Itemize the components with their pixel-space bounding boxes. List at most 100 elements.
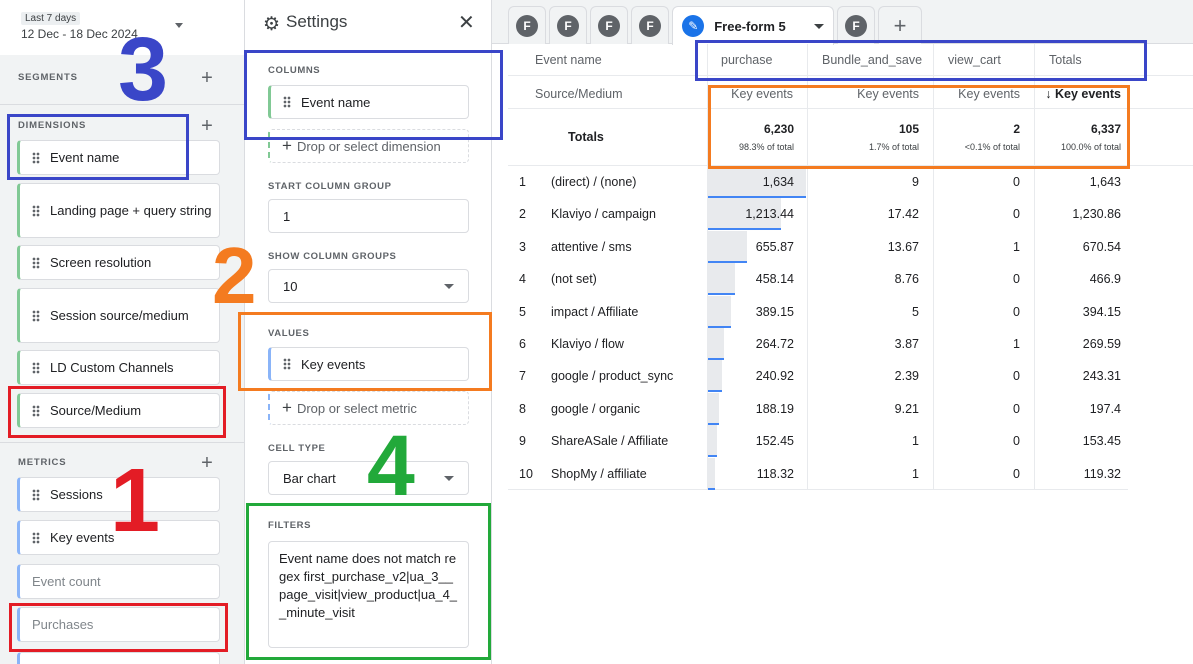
table-row[interactable]: 4 (not set) 458.14 8.76 0 466.9 bbox=[508, 263, 1128, 296]
segments-heading: SEGMENTS bbox=[18, 72, 78, 83]
row-number: 6 bbox=[519, 337, 526, 351]
dimension-label: Landing page + query string bbox=[50, 202, 212, 218]
show-column-groups-label: SHOW COLUMN GROUPS bbox=[268, 251, 397, 262]
bundle-cell: 5 bbox=[912, 304, 919, 319]
total-cell: 1,643 bbox=[1089, 175, 1121, 189]
total-cell: 466.9 bbox=[1089, 272, 1121, 287]
source-medium-cell: (direct) / (none) bbox=[551, 175, 637, 189]
dimension-label: Screen resolution bbox=[50, 254, 152, 270]
tab-label: Free-form 5 bbox=[714, 18, 786, 34]
totals-label: Totals bbox=[568, 130, 604, 144]
add-tab-button[interactable]: + bbox=[878, 6, 922, 44]
drag-handle-icon[interactable] bbox=[32, 204, 40, 217]
table-row[interactable]: 2 Klaviyo / campaign 1,213.44 17.42 0 1,230.8… bbox=[508, 198, 1128, 231]
drag-handle-icon[interactable] bbox=[32, 256, 40, 269]
table-row[interactable]: 8 google / organic 188.19 9.21 0 197.4 bbox=[508, 392, 1128, 425]
bar-underline bbox=[708, 487, 715, 490]
bundle-cell: 8.76 bbox=[894, 272, 919, 287]
annotation-box-red bbox=[8, 386, 226, 438]
caret-down-icon[interactable] bbox=[813, 23, 824, 29]
source-medium-cell: attentive / sms bbox=[551, 239, 632, 254]
bundle-cell: 2.39 bbox=[894, 369, 919, 384]
cell-type-label: CELL TYPE bbox=[268, 443, 326, 454]
source-medium-cell: Klaviyo / flow bbox=[551, 337, 624, 351]
dimension-label: Session source/medium bbox=[50, 307, 189, 323]
row-number: 9 bbox=[519, 434, 526, 449]
metric-label: Key events bbox=[50, 529, 115, 545]
metric-chip-event-count[interactable]: Event count bbox=[17, 564, 220, 599]
view-cart-cell: 1 bbox=[1013, 239, 1020, 254]
annotation-number-3: 3 bbox=[118, 20, 169, 120]
view-cart-cell: 0 bbox=[1013, 466, 1020, 481]
drag-handle-icon[interactable] bbox=[32, 531, 40, 544]
view-cart-cell: 1 bbox=[1013, 337, 1020, 351]
annotation-box-blue bbox=[7, 114, 189, 180]
add-metric-plus-icon[interactable]: + bbox=[198, 453, 216, 473]
show-column-groups-select[interactable]: 10 bbox=[268, 269, 469, 303]
start-column-group-input[interactable]: 1 bbox=[268, 199, 469, 233]
purchase-cell: 655.87 bbox=[755, 239, 794, 254]
tab-collapsed[interactable]: F bbox=[590, 6, 628, 44]
tab-collapsed[interactable]: F bbox=[549, 6, 587, 44]
bundle-cell: 9.21 bbox=[894, 401, 919, 416]
source-medium-cell: Klaviyo / campaign bbox=[551, 207, 656, 222]
table-row[interactable]: 5 impact / Affiliate 389.15 5 0 394.15 bbox=[508, 295, 1128, 328]
tab-collapsed[interactable]: F bbox=[837, 6, 875, 44]
bundle-cell: 13.67 bbox=[887, 239, 919, 254]
table-row[interactable]: 7 google / product_sync 240.92 2.39 0 243.31 bbox=[508, 360, 1128, 393]
row-dimension-header[interactable]: Event name bbox=[535, 53, 602, 67]
table-row[interactable]: 10 ShopMy / affiliate 118.32 1 0 119.32 bbox=[508, 457, 1128, 490]
add-segment-plus-icon[interactable]: + bbox=[198, 68, 216, 88]
total-cell: 119.32 bbox=[1083, 466, 1121, 481]
bundle-cell: 1 bbox=[912, 466, 919, 481]
dimension-chip-ld-custom-channels[interactable]: LD Custom Channels bbox=[17, 350, 220, 385]
tab-collapsed[interactable]: F bbox=[508, 6, 546, 44]
row-number: 5 bbox=[519, 304, 526, 319]
bundle-cell: 1 bbox=[912, 434, 919, 449]
table-row[interactable]: 1 (direct) / (none) 1,634 9 0 1,643 bbox=[508, 166, 1128, 198]
row-number: 1 bbox=[519, 175, 526, 189]
settings-title: Settings bbox=[286, 12, 348, 31]
tab-f-icon: F bbox=[598, 14, 620, 37]
row-number: 7 bbox=[519, 369, 526, 384]
tab-bar: F F F F ✎ Free-form 5 F + bbox=[492, 0, 1193, 45]
caret-down-icon bbox=[444, 284, 454, 289]
date-range-label: Last 7 days bbox=[21, 12, 81, 25]
start-column-group-label: START COLUMN GROUP bbox=[268, 181, 392, 192]
add-dimension-plus-icon[interactable]: + bbox=[198, 116, 216, 136]
dimension-chip-screen-resolution[interactable]: Screen resolution bbox=[17, 245, 220, 280]
row-dimension-subheader[interactable]: Source/Medium bbox=[535, 87, 623, 101]
drag-handle-icon[interactable] bbox=[32, 488, 40, 501]
caret-down-icon[interactable] bbox=[175, 23, 183, 28]
annotation-number-1: 1 bbox=[110, 451, 161, 551]
view-cart-cell: 0 bbox=[1013, 434, 1020, 449]
total-cell: 1,230.86 bbox=[1072, 207, 1121, 222]
table-row[interactable]: 6 Klaviyo / flow 264.72 3.87 1 269.59 bbox=[508, 328, 1128, 360]
view-cart-cell: 0 bbox=[1013, 369, 1020, 384]
metrics-heading: METRICS bbox=[18, 457, 67, 468]
plus-icon: + bbox=[282, 398, 292, 417]
drag-handle-icon[interactable] bbox=[32, 309, 40, 322]
row-number: 8 bbox=[519, 401, 526, 416]
metric-chip-partial[interactable] bbox=[17, 652, 220, 664]
source-medium-cell: ShopMy / affiliate bbox=[551, 466, 647, 481]
purchase-cell: 458.14 bbox=[755, 272, 794, 287]
tab-collapsed[interactable]: F bbox=[631, 6, 669, 44]
row-number: 10 bbox=[519, 466, 533, 481]
annotation-box-orange bbox=[708, 85, 1130, 169]
table-row[interactable]: 9 ShareASale / Affiliate 152.45 1 0 153.45 bbox=[508, 425, 1128, 458]
start-column-group-value: 1 bbox=[283, 208, 291, 224]
purchase-cell: 264.72 bbox=[755, 337, 794, 351]
table-row[interactable]: 3 attentive / sms 655.87 13.67 1 670.54 bbox=[508, 230, 1128, 263]
close-icon[interactable]: ✕ bbox=[458, 10, 475, 35]
caret-down-icon bbox=[444, 476, 454, 481]
total-cell: 197.4 bbox=[1089, 401, 1121, 416]
dimension-chip-session-source-medium[interactable]: Session source/medium bbox=[17, 288, 220, 343]
show-column-groups-value: 10 bbox=[283, 278, 298, 294]
dimension-chip-landing-page[interactable]: Landing page + query string bbox=[17, 183, 220, 238]
gear-icon: ⚙ bbox=[263, 14, 281, 35]
drag-handle-icon[interactable] bbox=[32, 361, 40, 374]
purchase-cell: 152.45 bbox=[755, 434, 794, 449]
purchase-cell: 188.19 bbox=[755, 401, 794, 416]
tab-f-icon: F bbox=[516, 14, 538, 37]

**What to produce:**
Copy out all of the rows above word for word, and omit the pictures from your answer.

**Written answer:**
Itemize the components with their pixel-space bounding boxes. List at most 100 elements.
table-row[interactable]: 4 (not set) 458.14 8.76 0 466.9 bbox=[508, 263, 1128, 296]
segments-heading: SEGMENTS bbox=[18, 72, 78, 83]
row-number: 6 bbox=[519, 337, 526, 351]
dimension-label: Landing page + query string bbox=[50, 202, 212, 218]
show-column-groups-label: SHOW COLUMN GROUPS bbox=[268, 251, 397, 262]
bundle-cell: 5 bbox=[912, 304, 919, 319]
total-cell: 1,643 bbox=[1089, 175, 1121, 189]
total-cell: 466.9 bbox=[1089, 272, 1121, 287]
source-medium-cell: (direct) / (none) bbox=[551, 175, 637, 189]
dimension-label: Screen resolution bbox=[50, 254, 152, 270]
tab-label: Free-form 5 bbox=[714, 18, 786, 34]
totals-label: Totals bbox=[568, 130, 604, 144]
add-tab-button[interactable]: + bbox=[878, 6, 922, 44]
drag-handle-icon[interactable] bbox=[32, 204, 40, 217]
table-row[interactable]: 2 Klaviyo / campaign 1,213.44 17.42 0 1,230.8… bbox=[508, 198, 1128, 231]
drag-handle-icon[interactable] bbox=[32, 256, 40, 269]
table-row[interactable]: 8 google / organic 188.19 9.21 0 197.4 bbox=[508, 392, 1128, 425]
bar-underline bbox=[708, 487, 715, 490]
bundle-cell: 8.76 bbox=[894, 272, 919, 287]
annotation-box-red bbox=[8, 386, 226, 438]
caret-down-icon[interactable] bbox=[813, 23, 824, 29]
source-medium-cell: attentive / sms bbox=[551, 239, 632, 254]
bundle-cell: 2.39 bbox=[894, 369, 919, 384]
cell-type-label: CELL TYPE bbox=[268, 443, 326, 454]
source-medium-cell: Klaviyo / flow bbox=[551, 337, 624, 351]
dimension-label: Session source/medium bbox=[50, 307, 189, 323]
row-number: 9 bbox=[519, 434, 526, 449]
metric-label: Key events bbox=[50, 529, 115, 545]
metric-chip-event-count[interactable]: Event count bbox=[17, 564, 220, 599]
view-cart-cell: 1 bbox=[1013, 239, 1020, 254]
annotation-number-3: 3 bbox=[118, 20, 169, 120]
view-cart-cell: 0 bbox=[1013, 466, 1020, 481]
drag-handle-icon[interactable] bbox=[32, 531, 40, 544]
view-cart-cell: 1 bbox=[1013, 337, 1020, 351]
annotation-box-blue bbox=[7, 114, 189, 180]
add-metric-plus-icon[interactable]: + bbox=[198, 453, 216, 473]
show-column-groups-select[interactable]: 10 bbox=[268, 269, 469, 303]
start-column-group-input[interactable]: 1 bbox=[268, 199, 469, 233]
purchase-cell: 655.87 bbox=[755, 239, 794, 254]
tab-collapsed[interactable]: F bbox=[590, 6, 628, 44]
tab-collapsed[interactable]: F bbox=[549, 6, 587, 44]
bundle-cell: 9.21 bbox=[894, 401, 919, 416]
source-medium-cell: Klaviyo / campaign bbox=[551, 207, 656, 222]
table-row[interactable]: 5 impact / Affiliate 389.15 5 0 394.15 bbox=[508, 295, 1128, 328]
tab-collapsed[interactable]: F bbox=[837, 6, 875, 44]
bundle-cell: 13.67 bbox=[887, 239, 919, 254]
table-row[interactable]: 7 google / product_sync 240.92 2.39 0 243.31 bbox=[508, 360, 1128, 393]
row-dimension-header[interactable]: Event name bbox=[535, 53, 602, 67]
table-row[interactable]: 10 ShopMy / affiliate 118.32 1 0 119.32 bbox=[508, 457, 1128, 490]
add-segment-plus-icon[interactable]: + bbox=[198, 68, 216, 88]
total-cell: 119.32 bbox=[1083, 466, 1121, 481]
bundle-cell: 1 bbox=[912, 466, 919, 481]
dimension-chip-ld-custom-channels[interactable]: LD Custom Channels bbox=[17, 350, 220, 385]
tab-collapsed[interactable]: F bbox=[508, 6, 546, 44]
row-number: 5 bbox=[519, 304, 526, 319]
bundle-cell: 1 bbox=[912, 434, 919, 449]
table-row[interactable]: 1 (direct) / (none) 1,634 9 0 1,643 bbox=[508, 166, 1128, 198]
row-number: 1 bbox=[519, 175, 526, 189]
settings-title: Settings bbox=[286, 12, 348, 31]
tab-f-icon: F bbox=[598, 14, 620, 37]
row-number: 7 bbox=[519, 369, 526, 384]
tab-bar: F F F F ✎ Free-form 5 F + bbox=[492, 0, 1193, 45]
caret-down-icon bbox=[444, 284, 454, 289]
date-range-label: Last 7 days bbox=[21, 12, 81, 25]
start-column-group-label: START COLUMN GROUP bbox=[268, 181, 392, 192]
add-dimension-plus-icon[interactable]: + bbox=[198, 116, 216, 136]
dimension-chip-screen-resolution[interactable]: Screen resolution bbox=[17, 245, 220, 280]
row-dimension-subheader[interactable]: Source/Medium bbox=[535, 87, 623, 101]
drag-handle-icon[interactable] bbox=[32, 488, 40, 501]
caret-down-icon[interactable] bbox=[175, 23, 183, 28]
annotation-number-1: 1 bbox=[110, 451, 161, 551]
view-cart-cell: 0 bbox=[1013, 434, 1020, 449]
total-cell: 1,230.86 bbox=[1072, 207, 1121, 222]
table-row[interactable]: 6 Klaviyo / flow 264.72 3.87 1 269.59 bbox=[508, 328, 1128, 360]
view-cart-cell: 0 bbox=[1013, 369, 1020, 384]
metrics-heading: METRICS bbox=[18, 457, 67, 468]
plus-icon: + bbox=[282, 398, 292, 417]
drag-handle-icon[interactable] bbox=[32, 309, 40, 322]
row-number: 8 bbox=[519, 401, 526, 416]
metric-chip-partial[interactable] bbox=[17, 652, 220, 664]
source-medium-cell: ShopMy / affiliate bbox=[551, 466, 647, 481]
purchase-cell: 458.14 bbox=[755, 272, 794, 287]
tab-collapsed[interactable]: F bbox=[631, 6, 669, 44]
row-number: 10 bbox=[519, 466, 533, 481]
annotation-box-orange bbox=[708, 85, 1130, 169]
table-row[interactable]: 9 ShareASale / Affiliate 152.45 1 0 153.45 bbox=[508, 425, 1128, 458]
start-column-group-value: 1 bbox=[283, 208, 291, 224]
purchase-cell: 264.72 bbox=[755, 337, 794, 351]
table-row[interactable]: 3 attentive / sms 655.87 13.67 1 670.54 bbox=[508, 230, 1128, 263]
close-icon[interactable]: ✕ bbox=[458, 10, 475, 35]
caret-down-icon bbox=[444, 476, 454, 481]
total-cell: 197.4 bbox=[1089, 401, 1121, 416]
dimension-chip-session-source-medium[interactable]: Session source/medium bbox=[17, 288, 220, 343]
show-column-groups-value: 10 bbox=[283, 278, 298, 294]
dimension-chip-landing-page[interactable]: Landing page + query string bbox=[17, 183, 220, 238]
gear-icon: ⚙ bbox=[263, 14, 281, 35]
drag-handle-icon[interactable] bbox=[32, 361, 40, 374]
purchase-cell: 152.45 bbox=[755, 434, 794, 449]
purchase-cell: 188.19 bbox=[755, 401, 794, 416]
tab-f-icon: F bbox=[516, 14, 538, 37]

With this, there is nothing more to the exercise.